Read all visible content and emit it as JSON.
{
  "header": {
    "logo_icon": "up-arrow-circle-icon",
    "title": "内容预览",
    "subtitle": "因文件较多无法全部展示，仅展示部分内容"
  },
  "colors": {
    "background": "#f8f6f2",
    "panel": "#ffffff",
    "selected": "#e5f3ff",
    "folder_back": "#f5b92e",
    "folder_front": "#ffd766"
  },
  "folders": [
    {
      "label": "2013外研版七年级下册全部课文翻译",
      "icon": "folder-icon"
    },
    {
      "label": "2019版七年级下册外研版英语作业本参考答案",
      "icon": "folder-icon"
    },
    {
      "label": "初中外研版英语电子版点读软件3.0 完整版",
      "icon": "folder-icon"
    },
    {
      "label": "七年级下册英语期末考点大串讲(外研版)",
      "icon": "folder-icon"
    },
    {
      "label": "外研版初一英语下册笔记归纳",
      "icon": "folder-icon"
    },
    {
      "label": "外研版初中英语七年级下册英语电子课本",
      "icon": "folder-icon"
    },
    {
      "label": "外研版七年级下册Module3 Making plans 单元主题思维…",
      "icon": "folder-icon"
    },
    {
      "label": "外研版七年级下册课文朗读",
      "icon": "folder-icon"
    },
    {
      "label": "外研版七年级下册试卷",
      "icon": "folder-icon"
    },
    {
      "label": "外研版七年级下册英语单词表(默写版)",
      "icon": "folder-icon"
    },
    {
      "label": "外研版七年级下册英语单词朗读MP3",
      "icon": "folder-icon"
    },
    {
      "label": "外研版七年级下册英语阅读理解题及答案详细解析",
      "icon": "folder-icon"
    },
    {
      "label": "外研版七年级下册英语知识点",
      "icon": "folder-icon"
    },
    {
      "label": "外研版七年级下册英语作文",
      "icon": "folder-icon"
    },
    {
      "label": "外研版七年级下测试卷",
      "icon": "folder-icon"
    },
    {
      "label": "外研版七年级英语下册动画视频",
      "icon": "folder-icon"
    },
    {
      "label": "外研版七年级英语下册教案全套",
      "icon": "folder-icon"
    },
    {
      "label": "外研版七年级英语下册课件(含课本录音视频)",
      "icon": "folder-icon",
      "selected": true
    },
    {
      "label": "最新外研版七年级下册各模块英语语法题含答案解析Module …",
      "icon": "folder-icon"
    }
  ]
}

════════

From the preceding material, extract every line exactly.

Read all visible content and emit it as JSON.
{
  "header": {
    "logo_icon": "up-arrow-circle-icon",
    "title": "内容预览",
    "subtitle": "因文件较多无法全部展示，仅展示部分内容"
  },
  "colors": {
    "background": "#f8f6f2",
    "panel": "#ffffff",
    "selected": "#e5f3ff",
    "folder_back": "#f5b92e",
    "folder_front": "#ffd766"
  },
  "folders": [
    {
      "label": "2013外研版七年级下册全部课文翻译",
      "icon": "folder-icon"
    },
    {
      "label": "2019版七年级下册外研版英语作业本参考答案",
      "icon": "folder-icon"
    },
    {
      "label": "初中外研版英语电子版点读软件3.0 完整版",
      "icon": "folder-icon"
    },
    {
      "label": "七年级下册英语期末考点大串讲(外研版)",
      "icon": "folder-icon"
    },
    {
      "label": "外研版初一英语下册笔记归纳",
      "icon": "folder-icon"
    },
    {
      "label": "外研版初中英语七年级下册英语电子课本",
      "icon": "folder-icon"
    },
    {
      "label": "外研版七年级下册Module3 Making plans 单元主题思维…",
      "icon": "folder-icon"
    },
    {
      "label": "外研版七年级下册课文朗读",
      "icon": "folder-icon"
    },
    {
      "label": "外研版七年级下册试卷",
      "icon": "folder-icon"
    },
    {
      "label": "外研版七年级下册英语单词表(默写版)",
      "icon": "folder-icon"
    },
    {
      "label": "外研版七年级下册英语单词朗读MP3",
      "icon": "folder-icon"
    },
    {
      "label": "外研版七年级下册英语阅读理解题及答案详细解析",
      "icon": "folder-icon"
    },
    {
      "label": "外研版七年级下册英语知识点",
      "icon": "folder-icon"
    },
    {
      "label": "外研版七年级下册英语作文",
      "icon": "folder-icon"
    },
    {
      "label": "外研版七年级下测试卷",
      "icon": "folder-icon"
    },
    {
      "label": "外研版七年级英语下册动画视频",
      "icon": "folder-icon"
    },
    {
      "label": "外研版七年级英语下册教案全套",
      "icon": "folder-icon"
    },
    {
      "label": "外研版七年级英语下册课件(含课本录音视频)",
      "icon": "folder-icon",
      "selected": true
    },
    {
      "label": "最新外研版七年级下册各模块英语语法题含答案解析Module …",
      "icon": "folder-icon"
    }
  ]
}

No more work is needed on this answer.